---- Material for this task
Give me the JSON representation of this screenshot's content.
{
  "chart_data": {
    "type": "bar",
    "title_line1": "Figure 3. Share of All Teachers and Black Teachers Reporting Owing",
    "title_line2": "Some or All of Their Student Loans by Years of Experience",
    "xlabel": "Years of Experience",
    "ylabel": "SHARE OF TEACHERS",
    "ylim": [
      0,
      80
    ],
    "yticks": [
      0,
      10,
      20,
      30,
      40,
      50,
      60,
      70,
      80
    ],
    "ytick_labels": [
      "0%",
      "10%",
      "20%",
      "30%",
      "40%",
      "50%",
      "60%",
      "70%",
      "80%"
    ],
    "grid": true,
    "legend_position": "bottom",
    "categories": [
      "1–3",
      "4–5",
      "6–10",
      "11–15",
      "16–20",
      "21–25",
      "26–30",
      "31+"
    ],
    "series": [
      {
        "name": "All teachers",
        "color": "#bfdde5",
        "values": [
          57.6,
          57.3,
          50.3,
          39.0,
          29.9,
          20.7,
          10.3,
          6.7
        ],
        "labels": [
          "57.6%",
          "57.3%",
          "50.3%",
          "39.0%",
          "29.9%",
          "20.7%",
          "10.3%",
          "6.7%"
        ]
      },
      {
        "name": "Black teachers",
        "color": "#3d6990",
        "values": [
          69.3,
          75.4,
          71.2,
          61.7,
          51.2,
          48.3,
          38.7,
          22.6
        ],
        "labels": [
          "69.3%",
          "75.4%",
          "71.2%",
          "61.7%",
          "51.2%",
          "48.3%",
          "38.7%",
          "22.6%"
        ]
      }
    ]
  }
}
--------
Instructions to follow> Print all of the data exactly as it was given.

Exercise solution>
Give me the JSON representation of this screenshot's content.
{
  "chart_data": {
    "type": "bar",
    "title_line1": "Figure 3. Share of All Teachers and Black Teachers Reporting Owing",
    "title_line2": "Some or All of Their Student Loans by Years of Experience",
    "xlabel": "Years of Experience",
    "ylabel": "SHARE OF TEACHERS",
    "ylim": [
      0,
      80
    ],
    "yticks": [
      0,
      10,
      20,
      30,
      40,
      50,
      60,
      70,
      80
    ],
    "ytick_labels": [
      "0%",
      "10%",
      "20%",
      "30%",
      "40%",
      "50%",
      "60%",
      "70%",
      "80%"
    ],
    "grid": true,
    "legend_position": "bottom",
    "categories": [
      "1–3",
      "4–5",
      "6–10",
      "11–15",
      "16–20",
      "21–25",
      "26–30",
      "31+"
    ],
    "series": [
      {
        "name": "All teachers",
        "color": "#bfdde5",
        "values": [
          57.6,
          57.3,
          50.3,
          39.0,
          29.9,
          20.7,
          10.3,
          6.7
        ],
        "labels": [
          "57.6%",
          "57.3%",
          "50.3%",
          "39.0%",
          "29.9%",
          "20.7%",
          "10.3%",
          "6.7%"
        ]
      },
      {
        "name": "Black teachers",
        "color": "#3d6990",
        "values": [
          69.3,
          75.4,
          71.2,
          61.7,
          51.2,
          48.3,
          38.7,
          22.6
        ],
        "labels": [
          "69.3%",
          "75.4%",
          "71.2%",
          "61.7%",
          "51.2%",
          "48.3%",
          "38.7%",
          "22.6%"
        ]
      }
    ]
  }
}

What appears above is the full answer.